Give every entry again, unchanged, and leave its images out.
─── INFORMATION GIVEN ───
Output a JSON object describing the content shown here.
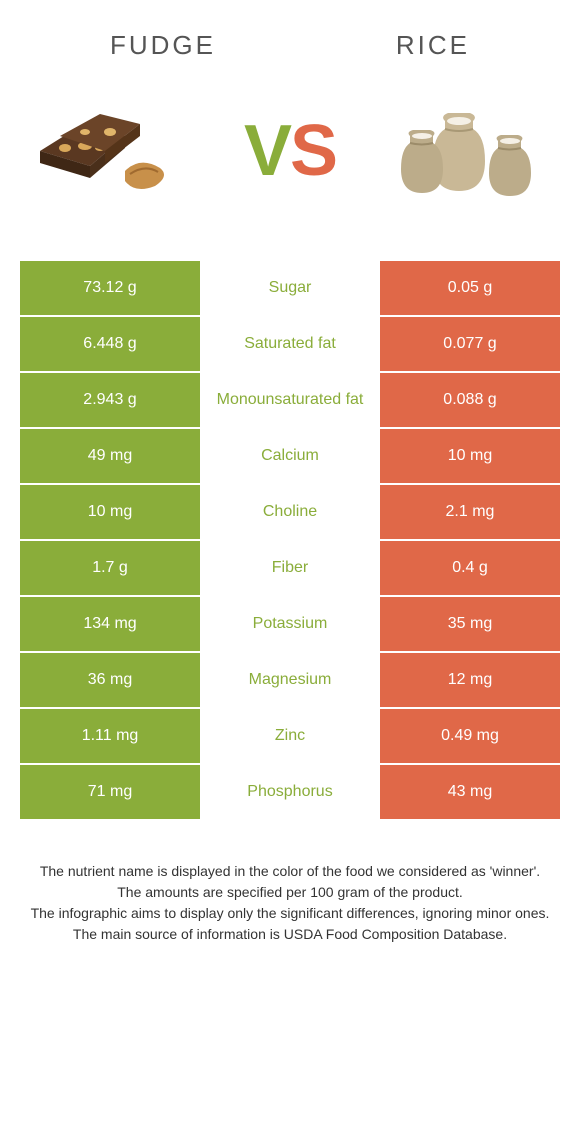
{
  "left_food": "Fudge",
  "right_food": "Rice",
  "colors": {
    "left": "#8aad3a",
    "right": "#e06848",
    "mid_bg": "#ffffff"
  },
  "vs": {
    "v": "V",
    "s": "S"
  },
  "rows": [
    {
      "left": "73.12 g",
      "label": "Sugar",
      "right": "0.05 g",
      "winner": "left"
    },
    {
      "left": "6.448 g",
      "label": "Saturated fat",
      "right": "0.077 g",
      "winner": "left"
    },
    {
      "left": "2.943 g",
      "label": "Monounsaturated fat",
      "right": "0.088 g",
      "winner": "left"
    },
    {
      "left": "49 mg",
      "label": "Calcium",
      "right": "10 mg",
      "winner": "left"
    },
    {
      "left": "10 mg",
      "label": "Choline",
      "right": "2.1 mg",
      "winner": "left"
    },
    {
      "left": "1.7 g",
      "label": "Fiber",
      "right": "0.4 g",
      "winner": "left"
    },
    {
      "left": "134 mg",
      "label": "Potassium",
      "right": "35 mg",
      "winner": "left"
    },
    {
      "left": "36 mg",
      "label": "Magnesium",
      "right": "12 mg",
      "winner": "left"
    },
    {
      "left": "1.11 mg",
      "label": "Zinc",
      "right": "0.49 mg",
      "winner": "left"
    },
    {
      "left": "71 mg",
      "label": "Phosphorus",
      "right": "43 mg",
      "winner": "left"
    }
  ],
  "footer": [
    "The nutrient name is displayed in the color of the food we considered as 'winner'.",
    "The amounts are specified per 100 gram of the product.",
    "The infographic aims to display only the significant differences, ignoring minor ones.",
    "The main source of information is USDA Food Composition Database."
  ]
}
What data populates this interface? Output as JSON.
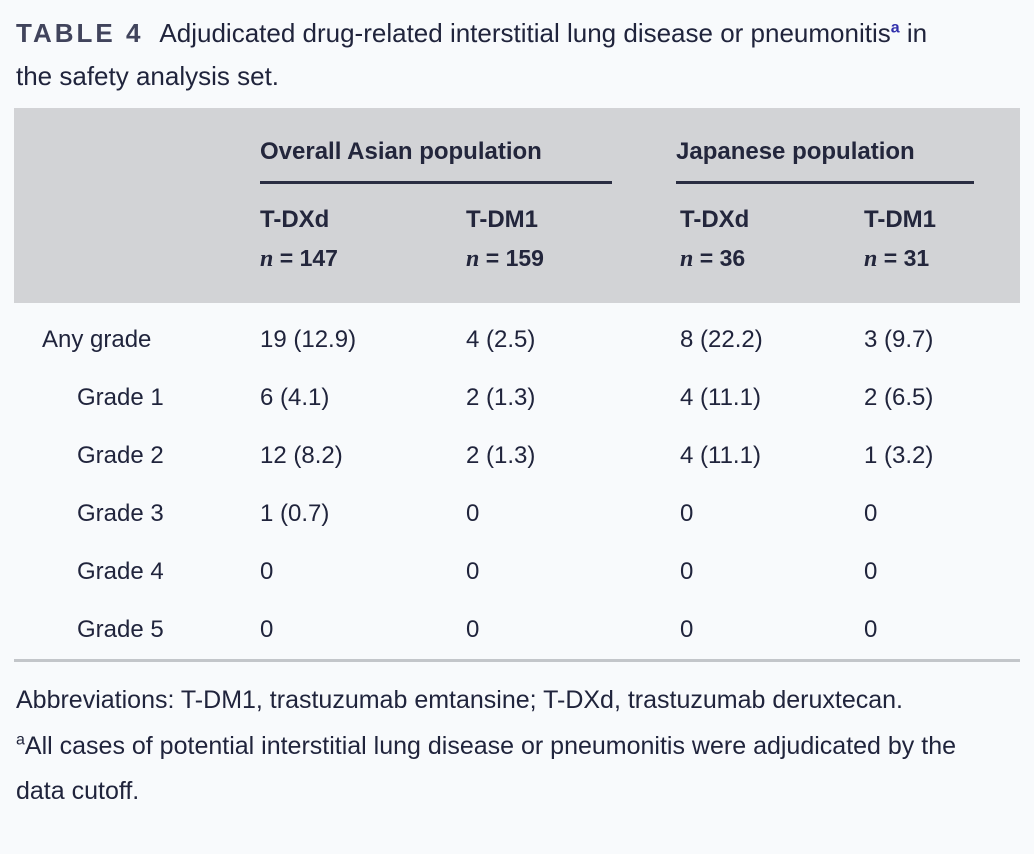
{
  "title": {
    "tag": "TABLE 4",
    "before_sup": "Adjudicated drug-related interstitial lung disease or pneumonitis",
    "sup_marker": "a",
    "after_sup": " in the safety analysis set."
  },
  "table": {
    "group_headers": [
      {
        "label": "Overall Asian population"
      },
      {
        "label": "Japanese population"
      }
    ],
    "columns": [
      {
        "drug": "T-DXd",
        "n_prefix": "n",
        "n_rest": " = 147"
      },
      {
        "drug": "T-DM1",
        "n_prefix": "n",
        "n_rest": " = 159"
      },
      {
        "drug": "T-DXd",
        "n_prefix": "n",
        "n_rest": " = 36"
      },
      {
        "drug": "T-DM1",
        "n_prefix": "n",
        "n_rest": " = 31"
      }
    ],
    "rows": [
      {
        "label": "Any grade",
        "values": [
          "19 (12.9)",
          "4 (2.5)",
          "8 (22.2)",
          "3 (9.7)"
        ]
      },
      {
        "label": "Grade 1",
        "values": [
          "6 (4.1)",
          "2 (1.3)",
          "4 (11.1)",
          "2 (6.5)"
        ]
      },
      {
        "label": "Grade 2",
        "values": [
          "12 (8.2)",
          "2 (1.3)",
          "4 (11.1)",
          "1 (3.2)"
        ]
      },
      {
        "label": "Grade 3",
        "values": [
          "1 (0.7)",
          "0",
          "0",
          "0"
        ]
      },
      {
        "label": "Grade 4",
        "values": [
          "0",
          "0",
          "0",
          "0"
        ]
      },
      {
        "label": "Grade 5",
        "values": [
          "0",
          "0",
          "0",
          "0"
        ]
      }
    ]
  },
  "footnotes": {
    "abbreviations": "Abbreviations: T-DM1, trastuzumab emtansine; T-DXd, trastuzumab deruxtecan.",
    "note_a_marker": "a",
    "note_a": "All cases of potential interstitial lung disease or pneumonitis were adjudicated by the data cutoff."
  },
  "colors": {
    "header_background": "#d2d3d6",
    "text": "#20243c",
    "superscript_accent": "#3231ad",
    "group_underline": "#2a2d42",
    "table_bottom_border": "#c3c6ca",
    "page_background": "#f8fafc"
  }
}
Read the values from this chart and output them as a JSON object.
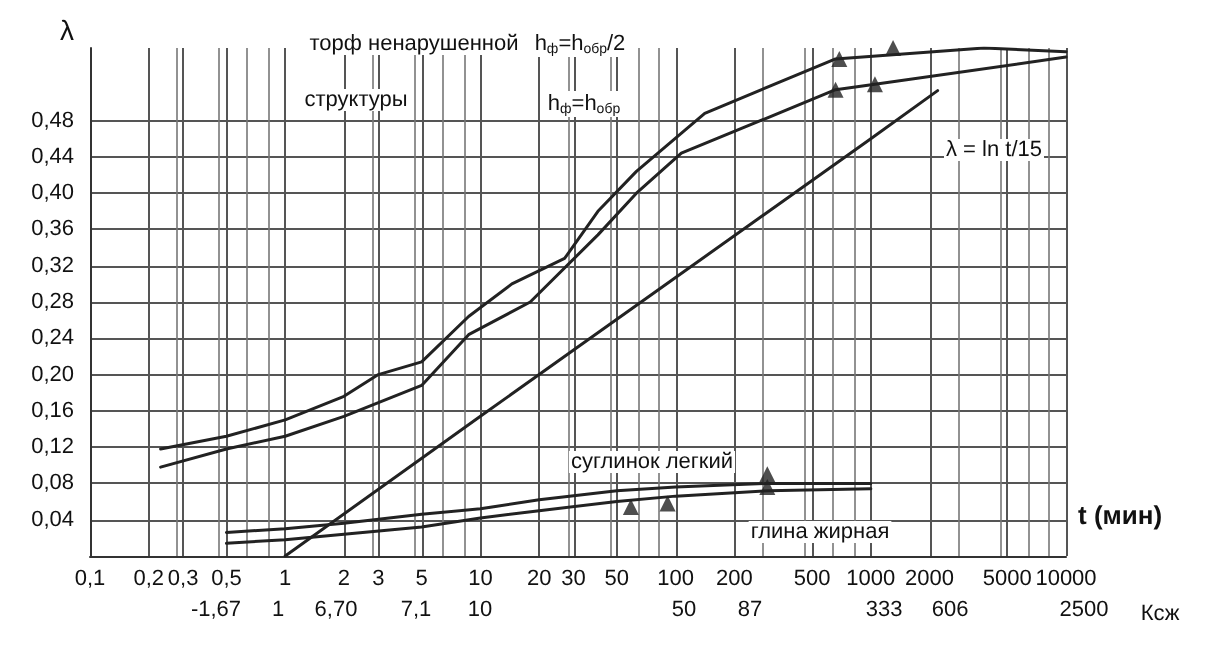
{
  "chart_data": {
    "type": "line",
    "ylabel": "λ",
    "xlabel": "t (мин)",
    "log": "x",
    "grid": true,
    "marker": "none",
    "line_style": "solid",
    "xlim": [
      0.1,
      10000
    ],
    "ylim": [
      0,
      0.56
    ],
    "xticks": [
      {
        "value": 0.1,
        "label": "0,1"
      },
      {
        "value": 0.2,
        "label": "0,2"
      },
      {
        "value": 0.3,
        "label": "0,3"
      },
      {
        "value": 0.5,
        "label": "0,5"
      },
      1,
      2,
      3,
      5,
      10,
      20,
      30,
      50,
      100,
      200,
      500,
      1000,
      2000,
      5000,
      10000
    ],
    "yticks": [
      {
        "value": 0.04,
        "label": "0,04"
      },
      {
        "value": 0.08,
        "label": "0,08"
      },
      {
        "value": 0.12,
        "label": "0,12"
      },
      {
        "value": 0.16,
        "label": "0,16"
      },
      {
        "value": 0.2,
        "label": "0,20"
      },
      {
        "value": 0.24,
        "label": "0,24"
      },
      {
        "value": 0.28,
        "label": "0,28"
      },
      {
        "value": 0.32,
        "label": "0,32"
      },
      {
        "value": 0.36,
        "label": "0,36"
      },
      {
        "value": 0.4,
        "label": "0,40"
      },
      {
        "value": 0.44,
        "label": "0,44"
      },
      {
        "value": 0.48,
        "label": "0,48"
      }
    ],
    "series": [
      {
        "color": "#222222",
        "x": [
          0.23,
          0.5,
          1,
          2,
          3,
          5,
          8.7,
          14.5,
          27,
          40,
          63,
          141,
          660,
          3800,
          10000
        ],
        "values": [
          0.118,
          0.132,
          0.15,
          0.176,
          0.2,
          0.214,
          0.264,
          0.3,
          0.328,
          0.38,
          0.424,
          0.488,
          0.548,
          0.56,
          0.556
        ]
      },
      {
        "color": "#222222",
        "x": [
          0.23,
          0.5,
          1,
          2,
          5,
          8.7,
          18,
          40,
          63,
          107,
          660,
          1050,
          10000
        ],
        "values": [
          0.098,
          0.118,
          0.132,
          0.154,
          0.188,
          0.244,
          0.28,
          0.354,
          0.4,
          0.444,
          0.514,
          0.52,
          0.55
        ]
      },
      {
        "color": "#222222",
        "x": [
          1,
          10,
          100,
          1000,
          2200
        ],
        "values": [
          0,
          0.154,
          0.307,
          0.46,
          0.513
        ]
      },
      {
        "color": "#222222",
        "x": [
          0.5,
          1,
          2,
          5,
          10,
          20,
          50,
          100,
          300,
          1000
        ],
        "values": [
          0.026,
          0.03,
          0.036,
          0.046,
          0.052,
          0.062,
          0.072,
          0.076,
          0.08,
          0.08
        ]
      },
      {
        "color": "#222222",
        "x": [
          0.5,
          1,
          2,
          5,
          10,
          20,
          50,
          100,
          300,
          1000
        ],
        "values": [
          0.014,
          0.018,
          0.024,
          0.032,
          0.042,
          0.05,
          0.06,
          0.066,
          0.072,
          0.074
        ]
      },
      {
        "type": "scatter",
        "marker": "triangle",
        "color": "#222222",
        "x": [
          690,
          1300,
          660,
          1050,
          59,
          91,
          295,
          295
        ],
        "values": [
          0.548,
          0.56,
          0.514,
          0.52,
          0.054,
          0.058,
          0.09,
          0.076
        ]
      }
    ],
    "annotations": [
      "торф ненарушенной",
      "структуры",
      "h$_{ф}$=h$_{обр}$/2",
      "h$_{ф}$=h$_{обр}$",
      "λ = ln t/15",
      "суглинок легкий",
      "глина жирная",
      "-1,67",
      "1",
      "6,70",
      "7,1",
      "10",
      "50",
      "87",
      "333",
      "606",
      "2500",
      "Ксж"
    ]
  }
}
───
◆ THE RESULT
Output a JSON object describing the content shown here.
{
  "left_food": "Fudge",
  "right_food": "Rice",
  "colors": {
    "left": "#8aad3a",
    "right": "#e06848",
    "mid_bg": "#ffffff"
  },
  "vs": {
    "v": "V",
    "s": "S"
  },
  "rows": [
    {
      "left": "73.12 g",
      "label": "Sugar",
      "right": "0.05 g",
      "winner": "left"
    },
    {
      "left": "6.448 g",
      "label": "Saturated fat",
      "right": "0.077 g",
      "winner": "left"
    },
    {
      "left": "2.943 g",
      "label": "Monounsaturated fat",
      "right": "0.088 g",
      "winner": "left"
    },
    {
      "left": "49 mg",
      "label": "Calcium",
      "right": "10 mg",
      "winner": "left"
    },
    {
      "left": "10 mg",
      "label": "Choline",
      "right": "2.1 mg",
      "winner": "left"
    },
    {
      "left": "1.7 g",
      "label": "Fiber",
      "right": "0.4 g",
      "winner": "left"
    },
    {
      "left": "134 mg",
      "label": "Potassium",
      "right": "35 mg",
      "winner": "left"
    },
    {
      "left": "36 mg",
      "label": "Magnesium",
      "right": "12 mg",
      "winner": "left"
    },
    {
      "left": "1.11 mg",
      "label": "Zinc",
      "right": "0.49 mg",
      "winner": "left"
    },
    {
      "left": "71 mg",
      "label": "Phosphorus",
      "right": "43 mg",
      "winner": "left"
    }
  ],
  "footer": [
    "The nutrient name is displayed in the color of the food we considered as 'winner'.",
    "The amounts are specified per 100 gram of the product.",
    "The infographic aims to display only the significant differences, ignoring minor ones.",
    "The main source of information is USDA Food Composition Database."
  ]
}
What data populates this interface? Output as JSON.
{
  "title": {
    "tag": "TABLE 4",
    "before_sup": "Adjudicated drug-related interstitial lung disease or pneumonitis",
    "sup_marker": "a",
    "after_sup": " in the safety analysis set."
  },
  "table": {
    "group_headers": [
      {
        "label": "Overall Asian population"
      },
      {
        "label": "Japanese population"
      }
    ],
    "columns": [
      {
        "drug": "T-DXd",
        "n_prefix": "n",
        "n_rest": " = 147"
      },
      {
        "drug": "T-DM1",
        "n_prefix": "n",
        "n_rest": " = 159"
      },
      {
        "drug": "T-DXd",
        "n_prefix": "n",
        "n_rest": " = 36"
      },
      {
        "drug": "T-DM1",
        "n_prefix": "n",
        "n_rest": " = 31"
      }
    ],
    "rows": [
      {
        "label": "Any grade",
        "values": [
          "19 (12.9)",
          "4 (2.5)",
          "8 (22.2)",
          "3 (9.7)"
        ]
      },
      {
        "label": "Grade 1",
        "values": [
          "6 (4.1)",
          "2 (1.3)",
          "4 (11.1)",
          "2 (6.5)"
        ]
      },
      {
        "label": "Grade 2",
        "values": [
          "12 (8.2)",
          "2 (1.3)",
          "4 (11.1)",
          "1 (3.2)"
        ]
      },
      {
        "label": "Grade 3",
        "values": [
          "1 (0.7)",
          "0",
          "0",
          "0"
        ]
      },
      {
        "label": "Grade 4",
        "values": [
          "0",
          "0",
          "0",
          "0"
        ]
      },
      {
        "label": "Grade 5",
        "values": [
          "0",
          "0",
          "0",
          "0"
        ]
      }
    ]
  },
  "footnotes": {
    "abbreviations": "Abbreviations: T-DM1, trastuzumab emtansine; T-DXd, trastuzumab deruxtecan.",
    "note_a_marker": "a",
    "note_a": "All cases of potential interstitial lung disease or pneumonitis were adjudicated by the data cutoff."
  },
  "colors": {
    "header_background": "#d2d3d6",
    "text": "#20243c",
    "superscript_accent": "#3231ad",
    "group_underline": "#2a2d42",
    "table_bottom_border": "#c3c6ca",
    "page_background": "#f8fafc"
  }
}
Read the values from this chart and output them as a JSON object.
{
  "chart_data": {
    "type": "line",
    "ylabel": "λ",
    "xlabel": "t (мин)",
    "log": "x",
    "grid": true,
    "marker": "none",
    "line_style": "solid",
    "xlim": [
      0.1,
      10000
    ],
    "ylim": [
      0,
      0.56
    ],
    "xticks": [
      {
        "value": 0.1,
        "label": "0,1"
      },
      {
        "value": 0.2,
        "label": "0,2"
      },
      {
        "value": 0.3,
        "label": "0,3"
      },
      {
        "value": 0.5,
        "label": "0,5"
      },
      1,
      2,
      3,
      5,
      10,
      20,
      30,
      50,
      100,
      200,
      500,
      1000,
      2000,
      5000,
      10000
    ],
    "yticks": [
      {
        "value": 0.04,
        "label": "0,04"
      },
      {
        "value": 0.08,
        "label": "0,08"
      },
      {
        "value": 0.12,
        "label": "0,12"
      },
      {
        "value": 0.16,
        "label": "0,16"
      },
      {
        "value": 0.2,
        "label": "0,20"
      },
      {
        "value": 0.24,
        "label": "0,24"
      },
      {
        "value": 0.28,
        "label": "0,28"
      },
      {
        "value": 0.32,
        "label": "0,32"
      },
      {
        "value": 0.36,
        "label": "0,36"
      },
      {
        "value": 0.4,
        "label": "0,40"
      },
      {
        "value": 0.44,
        "label": "0,44"
      },
      {
        "value": 0.48,
        "label": "0,48"
      }
    ],
    "series": [
      {
        "color": "#222222",
        "x": [
          0.23,
          0.5,
          1,
          2,
          3,
          5,
          8.7,
          14.5,
          27,
          40,
          63,
          141,
          660,
          3800,
          10000
        ],
        "values": [
          0.118,
          0.132,
          0.15,
          0.176,
          0.2,
          0.214,
          0.264,
          0.3,
          0.328,
          0.38,
          0.424,
          0.488,
          0.548,
          0.56,
          0.556
        ]
      },
      {
        "color": "#222222",
        "x": [
          0.23,
          0.5,
          1,
          2,
          5,
          8.7,
          18,
          40,
          63,
          107,
          660,
          1050,
          10000
        ],
        "values": [
          0.098,
          0.118,
          0.132,
          0.154,
          0.188,
          0.244,
          0.28,
          0.354,
          0.4,
          0.444,
          0.514,
          0.52,
          0.55
        ]
      },
      {
        "color": "#222222",
        "x": [
          1,
          10,
          100,
          1000,
          2200
        ],
        "values": [
          0,
          0.154,
          0.307,
          0.46,
          0.513
        ]
      },
      {
        "color": "#222222",
        "x": [
          0.5,
          1,
          2,
          5,
          10,
          20,
          50,
          100,
          300,
          1000
        ],
        "values": [
          0.026,
          0.03,
          0.036,
          0.046,
          0.052,
          0.062,
          0.072,
          0.076,
          0.08,
          0.08
        ]
      },
      {
        "color": "#222222",
        "x": [
          0.5,
          1,
          2,
          5,
          10,
          20,
          50,
          100,
          300,
          1000
        ],
        "values": [
          0.014,
          0.018,
          0.024,
          0.032,
          0.042,
          0.05,
          0.06,
          0.066,
          0.072,
          0.074
        ]
      },
      {
        "type": "scatter",
        "marker": "triangle",
        "color": "#222222",
        "x": [
          690,
          1300,
          660,
          1050,
          59,
          91,
          295,
          295
        ],
        "values": [
          0.548,
          0.56,
          0.514,
          0.52,
          0.054,
          0.058,
          0.09,
          0.076
        ]
      }
    ],
    "annotations": [
      "торф ненарушенной",
      "структуры",
      "h$_{ф}$=h$_{обр}$/2",
      "h$_{ф}$=h$_{обр}$",
      "λ = ln t/15",
      "суглинок легкий",
      "глина жирная",
      "-1,67",
      "1",
      "6,70",
      "7,1",
      "10",
      "50",
      "87",
      "333",
      "606",
      "2500",
      "Ксж"
    ]
  }
}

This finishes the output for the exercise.